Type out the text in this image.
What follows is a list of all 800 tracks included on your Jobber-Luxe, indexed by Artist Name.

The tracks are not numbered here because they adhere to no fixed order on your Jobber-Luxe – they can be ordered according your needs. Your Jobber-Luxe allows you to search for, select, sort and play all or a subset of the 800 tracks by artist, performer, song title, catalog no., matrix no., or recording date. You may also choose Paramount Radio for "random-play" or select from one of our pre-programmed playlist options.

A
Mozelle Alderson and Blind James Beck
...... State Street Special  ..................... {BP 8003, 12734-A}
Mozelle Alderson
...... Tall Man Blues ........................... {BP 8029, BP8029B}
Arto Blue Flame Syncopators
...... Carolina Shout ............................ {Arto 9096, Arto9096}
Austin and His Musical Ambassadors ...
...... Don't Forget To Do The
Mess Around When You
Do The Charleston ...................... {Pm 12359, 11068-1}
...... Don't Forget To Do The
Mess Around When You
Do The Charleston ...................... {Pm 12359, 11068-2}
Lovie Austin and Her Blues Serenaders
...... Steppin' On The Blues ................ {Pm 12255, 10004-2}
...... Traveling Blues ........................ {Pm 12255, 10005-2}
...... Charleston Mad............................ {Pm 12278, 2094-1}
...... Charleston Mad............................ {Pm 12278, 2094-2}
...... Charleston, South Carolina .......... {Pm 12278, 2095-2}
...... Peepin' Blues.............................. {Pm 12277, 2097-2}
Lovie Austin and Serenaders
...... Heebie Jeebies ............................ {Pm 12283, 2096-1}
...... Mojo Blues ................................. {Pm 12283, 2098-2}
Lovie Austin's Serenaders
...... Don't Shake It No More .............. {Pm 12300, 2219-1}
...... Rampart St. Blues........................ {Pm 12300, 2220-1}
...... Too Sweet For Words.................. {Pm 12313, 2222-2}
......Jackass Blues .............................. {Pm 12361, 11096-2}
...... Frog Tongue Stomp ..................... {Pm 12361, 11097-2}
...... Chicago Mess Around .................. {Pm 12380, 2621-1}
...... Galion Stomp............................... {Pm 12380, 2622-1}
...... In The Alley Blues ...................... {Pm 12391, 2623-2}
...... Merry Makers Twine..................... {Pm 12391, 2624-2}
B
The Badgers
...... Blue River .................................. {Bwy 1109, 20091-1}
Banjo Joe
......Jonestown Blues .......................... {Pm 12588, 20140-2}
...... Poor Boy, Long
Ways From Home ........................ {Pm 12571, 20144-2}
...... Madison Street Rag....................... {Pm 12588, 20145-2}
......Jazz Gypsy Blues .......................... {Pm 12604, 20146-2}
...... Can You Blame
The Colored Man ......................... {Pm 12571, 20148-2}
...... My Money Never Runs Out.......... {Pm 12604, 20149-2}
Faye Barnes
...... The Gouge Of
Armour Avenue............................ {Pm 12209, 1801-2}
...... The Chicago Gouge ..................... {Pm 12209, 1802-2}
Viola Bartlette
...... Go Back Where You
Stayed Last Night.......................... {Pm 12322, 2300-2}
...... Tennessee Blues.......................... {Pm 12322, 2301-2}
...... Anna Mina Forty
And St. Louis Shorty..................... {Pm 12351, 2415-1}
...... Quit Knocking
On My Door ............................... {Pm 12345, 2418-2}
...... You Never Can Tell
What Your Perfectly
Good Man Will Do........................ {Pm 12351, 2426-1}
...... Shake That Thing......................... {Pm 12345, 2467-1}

Exercise requirements: Please reproduce every line of the material word for word.

The solution:
Type out the text in this image.
What follows is a list of all 800 tracks included on your Jobber-Luxe, indexed by Artist Name.

The tracks are not numbered here because they adhere to no fixed order on your Jobber-Luxe – they can be ordered according your needs. Your Jobber-Luxe allows you to search for, select, sort and play all or a subset of the 800 tracks by artist, performer, song title, catalog no., matrix no., or recording date. You may also choose Paramount Radio for "random-play" or select from one of our pre-programmed playlist options.

A
Mozelle Alderson and Blind James Beck
...... State Street Special  ..................... {BP 8003, 12734-A}
Mozelle Alderson
...... Tall Man Blues ........................... {BP 8029, BP8029B}
Arto Blue Flame Syncopators
...... Carolina Shout ............................ {Arto 9096, Arto9096}
Austin and His Musical Ambassadors ...
...... Don't Forget To Do The
Mess Around When You
Do The Charleston ...................... {Pm 12359, 11068-1}
...... Don't Forget To Do The
Mess Around When You
Do The Charleston ...................... {Pm 12359, 11068-2}
Lovie Austin and Her Blues Serenaders
...... Steppin' On The Blues ................ {Pm 12255, 10004-2}
...... Traveling Blues ........................ {Pm 12255, 10005-2}
...... Charleston Mad............................ {Pm 12278, 2094-1}
...... Charleston Mad............................ {Pm 12278, 2094-2}
...... Charleston, South Carolina .......... {Pm 12278, 2095-2}
...... Peepin' Blues.............................. {Pm 12277, 2097-2}
Lovie Austin and Serenaders
...... Heebie Jeebies ............................ {Pm 12283, 2096-1}
...... Mojo Blues ................................. {Pm 12283, 2098-2}
Lovie Austin's Serenaders
...... Don't Shake It No More .............. {Pm 12300, 2219-1}
...... Rampart St. Blues........................ {Pm 12300, 2220-1}
...... Too Sweet For Words.................. {Pm 12313, 2222-2}
......Jackass Blues .............................. {Pm 12361, 11096-2}
...... Frog Tongue Stomp ..................... {Pm 12361, 11097-2}
...... Chicago Mess Around .................. {Pm 12380, 2621-1}
...... Galion Stomp............................... {Pm 12380, 2622-1}
...... In The Alley Blues ...................... {Pm 12391, 2623-2}
...... Merry Makers Twine..................... {Pm 12391, 2624-2}
B
The Badgers
...... Blue River .................................. {Bwy 1109, 20091-1}
Banjo Joe
......Jonestown Blues .......................... {Pm 12588, 20140-2}
...... Poor Boy, Long
Ways From Home ........................ {Pm 12571, 20144-2}
...... Madison Street Rag....................... {Pm 12588, 20145-2}
......Jazz Gypsy Blues .......................... {Pm 12604, 20146-2}
...... Can You Blame
The Colored Man ......................... {Pm 12571, 20148-2}
...... My Money Never Runs Out.......... {Pm 12604, 20149-2}
Faye Barnes
...... The Gouge Of
Armour Avenue............................ {Pm 12209, 1801-2}
...... The Chicago Gouge ..................... {Pm 12209, 1802-2}
Viola Bartlette
...... Go Back Where You
Stayed Last Night.......................... {Pm 12322, 2300-2}
...... Tennessee Blues.......................... {Pm 12322, 2301-2}
...... Anna Mina Forty
And St. Louis Shorty..................... {Pm 12351, 2415-1}
...... Quit Knocking
On My Door ............................... {Pm 12345, 2418-2}
...... You Never Can Tell
What Your Perfectly
Good Man Will Do........................ {Pm 12351, 2426-1}
...... Shake That Thing......................... {Pm 12345, 2467-1}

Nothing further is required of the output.